### Dataset excerpts
______

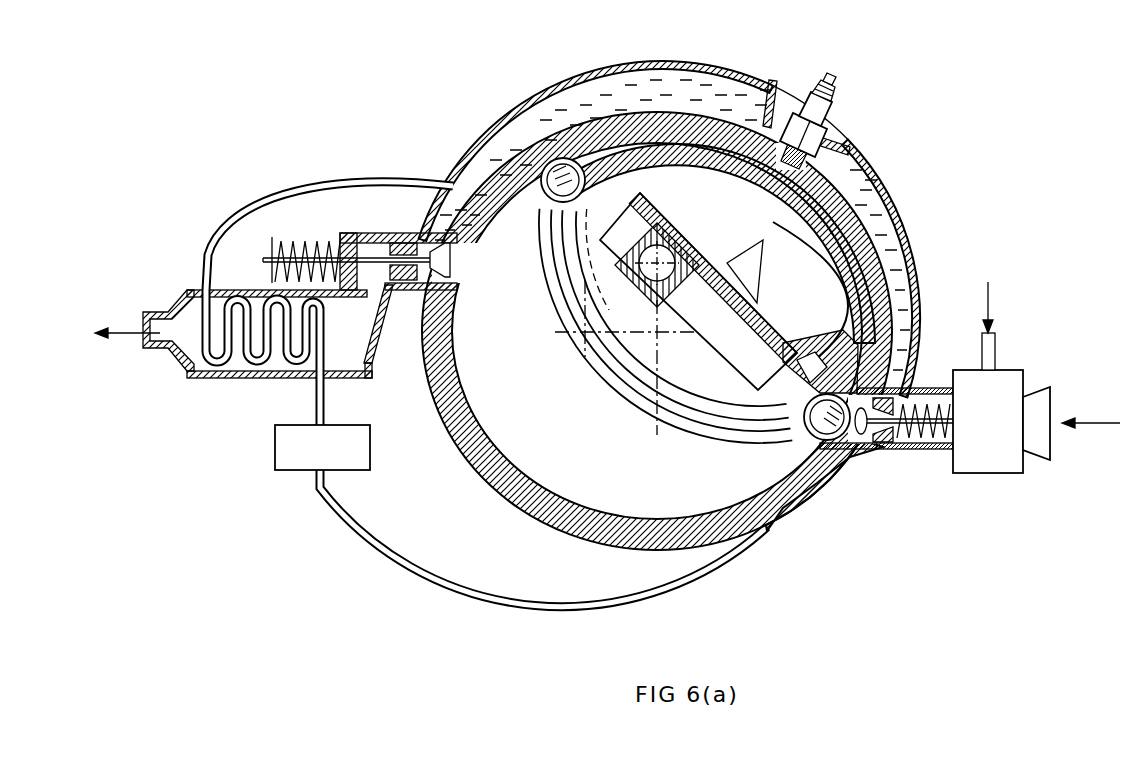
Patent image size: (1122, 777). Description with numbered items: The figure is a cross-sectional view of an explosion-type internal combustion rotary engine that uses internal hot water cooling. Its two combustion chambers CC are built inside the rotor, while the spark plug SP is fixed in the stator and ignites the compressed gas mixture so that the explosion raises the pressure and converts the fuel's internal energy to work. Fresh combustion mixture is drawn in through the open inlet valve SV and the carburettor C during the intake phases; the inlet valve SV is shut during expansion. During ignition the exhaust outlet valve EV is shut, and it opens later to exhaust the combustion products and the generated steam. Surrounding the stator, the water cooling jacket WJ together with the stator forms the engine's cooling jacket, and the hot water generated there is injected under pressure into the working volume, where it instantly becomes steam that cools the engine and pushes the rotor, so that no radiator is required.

The water cooling jacket WJ is at (653, 82).
The spark plug SP is at (811, 108).
The exhaust outlet valve EV is at (263, 260).
The inlet valve SV is at (863, 432).
The combustion chambers CC is at (690, 293).
The carburettor C is at (1036, 377).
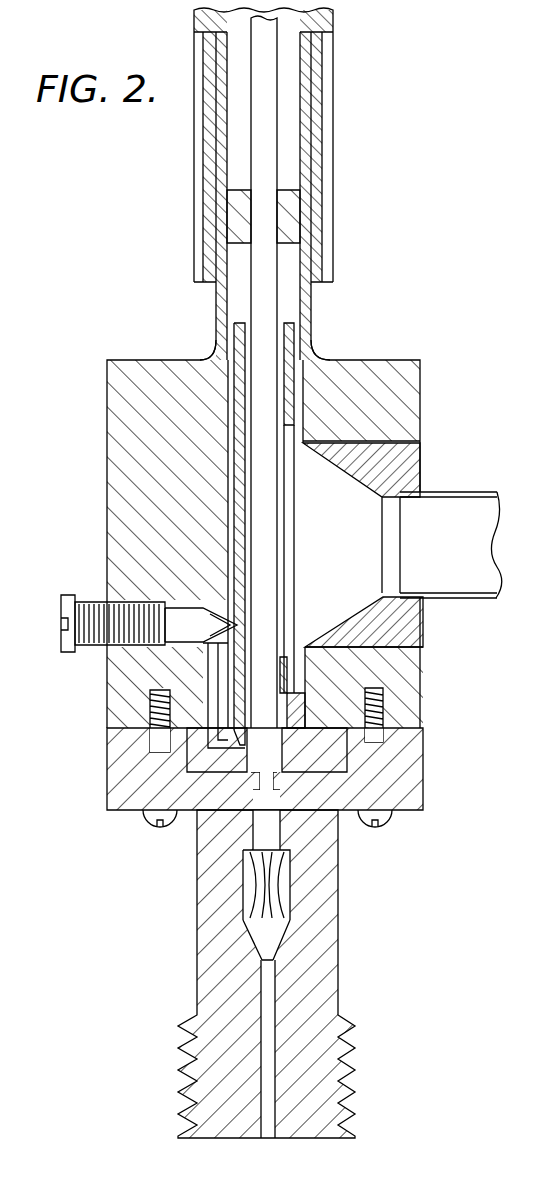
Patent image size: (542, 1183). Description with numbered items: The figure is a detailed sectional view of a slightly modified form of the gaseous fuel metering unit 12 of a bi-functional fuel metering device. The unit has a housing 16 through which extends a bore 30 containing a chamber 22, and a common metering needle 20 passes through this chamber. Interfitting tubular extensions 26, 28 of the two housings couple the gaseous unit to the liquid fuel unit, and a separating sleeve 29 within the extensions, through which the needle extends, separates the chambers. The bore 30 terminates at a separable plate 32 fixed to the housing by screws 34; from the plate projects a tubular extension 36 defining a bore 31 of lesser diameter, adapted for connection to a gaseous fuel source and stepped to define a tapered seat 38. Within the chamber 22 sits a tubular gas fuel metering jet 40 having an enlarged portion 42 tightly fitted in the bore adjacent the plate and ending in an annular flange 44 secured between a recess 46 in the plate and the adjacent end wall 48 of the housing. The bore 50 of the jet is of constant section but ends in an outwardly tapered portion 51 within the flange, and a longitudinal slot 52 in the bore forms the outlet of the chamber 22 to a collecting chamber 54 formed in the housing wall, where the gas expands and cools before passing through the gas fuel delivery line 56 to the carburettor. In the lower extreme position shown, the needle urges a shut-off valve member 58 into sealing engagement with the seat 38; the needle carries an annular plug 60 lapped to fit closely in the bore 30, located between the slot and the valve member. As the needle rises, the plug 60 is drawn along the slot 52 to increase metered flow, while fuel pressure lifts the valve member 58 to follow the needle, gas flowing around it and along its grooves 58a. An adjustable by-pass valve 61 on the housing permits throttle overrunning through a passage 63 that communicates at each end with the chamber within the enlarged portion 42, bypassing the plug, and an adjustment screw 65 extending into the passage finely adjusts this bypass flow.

The gaseous fuel metering unit 12 is at (81, 375).
The housing 16 is at (115, 412).
The metering needle 20 is at (258, 258).
The chamber 22 is at (248, 472).
The tubular extension 26 is at (302, 318).
The tubular extension 28 is at (318, 120).
The separating sleeve 29 is at (296, 222).
The bore 30 is at (292, 356).
The bore 31 is at (280, 1036).
The separable plate 32 is at (418, 772).
The screws 34 is at (172, 828).
The tubular extension 36 is at (312, 937).
The tapered seat 38 is at (262, 950).
The gas fuel metering jet 40 is at (334, 764).
The enlarged portion 42 is at (232, 604).
The annular flange 44 is at (192, 752).
The recess 46 is at (158, 760).
The end wall 48 is at (424, 752).
The bore 50 is at (255, 345).
The outwardly tapered portion 51 is at (235, 758).
The longitudinal slot 52 is at (292, 517).
The collecting chamber 54 is at (358, 573).
The gas fuel delivery line 56 is at (456, 600).
The shut-off valve member 58 is at (246, 905).
The grooves 58a is at (276, 905).
The annular plug 60 is at (296, 686).
The adjustable by-pass valve 61 is at (86, 624).
The passage 63 is at (212, 692).
The adjustment screw 65 is at (66, 596).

______

Please edit the whole listing above so that every "Patent image size" becomes "Drawing dimensions", keeping everything else the same. Omit the pictures from your answer.

Drawing dimensions: (1122, 777). Description with numbered items: The figure is a cross-sectional view of an explosion-type internal combustion rotary engine that uses internal hot water cooling. Its two combustion chambers CC are built inside the rotor, while the spark plug SP is fixed in the stator and ignites the compressed gas mixture so that the explosion raises the pressure and converts the fuel's internal energy to work. Fresh combustion mixture is drawn in through the open inlet valve SV and the carburettor C during the intake phases; the inlet valve SV is shut during expansion. During ignition the exhaust outlet valve EV is shut, and it opens later to exhaust the combustion products and the generated steam. Surrounding the stator, the water cooling jacket WJ together with the stator forms the engine's cooling jacket, and the hot water generated there is injected under pressure into the working volume, where it instantly becomes steam that cools the engine and pushes the rotor, so that no radiator is required.

The water cooling jacket WJ is at (653, 82).
The spark plug SP is at (811, 108).
The exhaust outlet valve EV is at (263, 260).
The inlet valve SV is at (863, 432).
The combustion chambers CC is at (690, 293).
The carburettor C is at (1036, 377).
Drawing dimensions: (542, 1183). Description with numbered items: The figure is a detailed sectional view of a slightly modified form of the gaseous fuel metering unit 12 of a bi-functional fuel metering device. The unit has a housing 16 through which extends a bore 30 containing a chamber 22, and a common metering needle 20 passes through this chamber. Interfitting tubular extensions 26, 28 of the two housings couple the gaseous unit to the liquid fuel unit, and a separating sleeve 29 within the extensions, through which the needle extends, separates the chambers. The bore 30 terminates at a separable plate 32 fixed to the housing by screws 34; from the plate projects a tubular extension 36 defining a bore 31 of lesser diameter, adapted for connection to a gaseous fuel source and stepped to define a tapered seat 38. Within the chamber 22 sits a tubular gas fuel metering jet 40 having an enlarged portion 42 tightly fitted in the bore adjacent the plate and ending in an annular flange 44 secured between a recess 46 in the plate and the adjacent end wall 48 of the housing. The bore 50 of the jet is of constant section but ends in an outwardly tapered portion 51 within the flange, and a longitudinal slot 52 in the bore forms the outlet of the chamber 22 to a collecting chamber 54 formed in the housing wall, where the gas expands and cools before passing through the gas fuel delivery line 56 to the carburettor. In the lower extreme position shown, the needle urges a shut-off valve member 58 into sealing engagement with the seat 38; the needle carries an annular plug 60 lapped to fit closely in the bore 30, located between the slot and the valve member. As the needle rises, the plug 60 is drawn along the slot 52 to increase metered flow, while fuel pressure lifts the valve member 58 to follow the needle, gas flowing around it and along its grooves 58a. An adjustable by-pass valve 61 on the housing permits throttle overrunning through a passage 63 that communicates at each end with the chamber within the enlarged portion 42, bypassing the plug, and an adjustment screw 65 extending into the passage finely adjusts this bypass flow.

The gaseous fuel metering unit 12 is at (81, 375).
The housing 16 is at (115, 412).
The metering needle 20 is at (258, 258).
The chamber 22 is at (248, 472).
The tubular extension 26 is at (302, 318).
The tubular extension 28 is at (318, 120).
The separating sleeve 29 is at (296, 222).
The bore 30 is at (292, 356).
The bore 31 is at (280, 1036).
The separable plate 32 is at (418, 772).
The screws 34 is at (172, 828).
The tubular extension 36 is at (312, 937).
The tapered seat 38 is at (262, 950).
The gas fuel metering jet 40 is at (334, 764).
The enlarged portion 42 is at (232, 604).
The annular flange 44 is at (192, 752).
The recess 46 is at (158, 760).
The end wall 48 is at (424, 752).
The bore 50 is at (255, 345).
The outwardly tapered portion 51 is at (235, 758).
The longitudinal slot 52 is at (292, 517).
The collecting chamber 54 is at (358, 573).
The gas fuel delivery line 56 is at (456, 600).
The shut-off valve member 58 is at (246, 905).
The grooves 58a is at (276, 905).
The annular plug 60 is at (296, 686).
The adjustable by-pass valve 61 is at (86, 624).
The passage 63 is at (212, 692).
The adjustment screw 65 is at (66, 596).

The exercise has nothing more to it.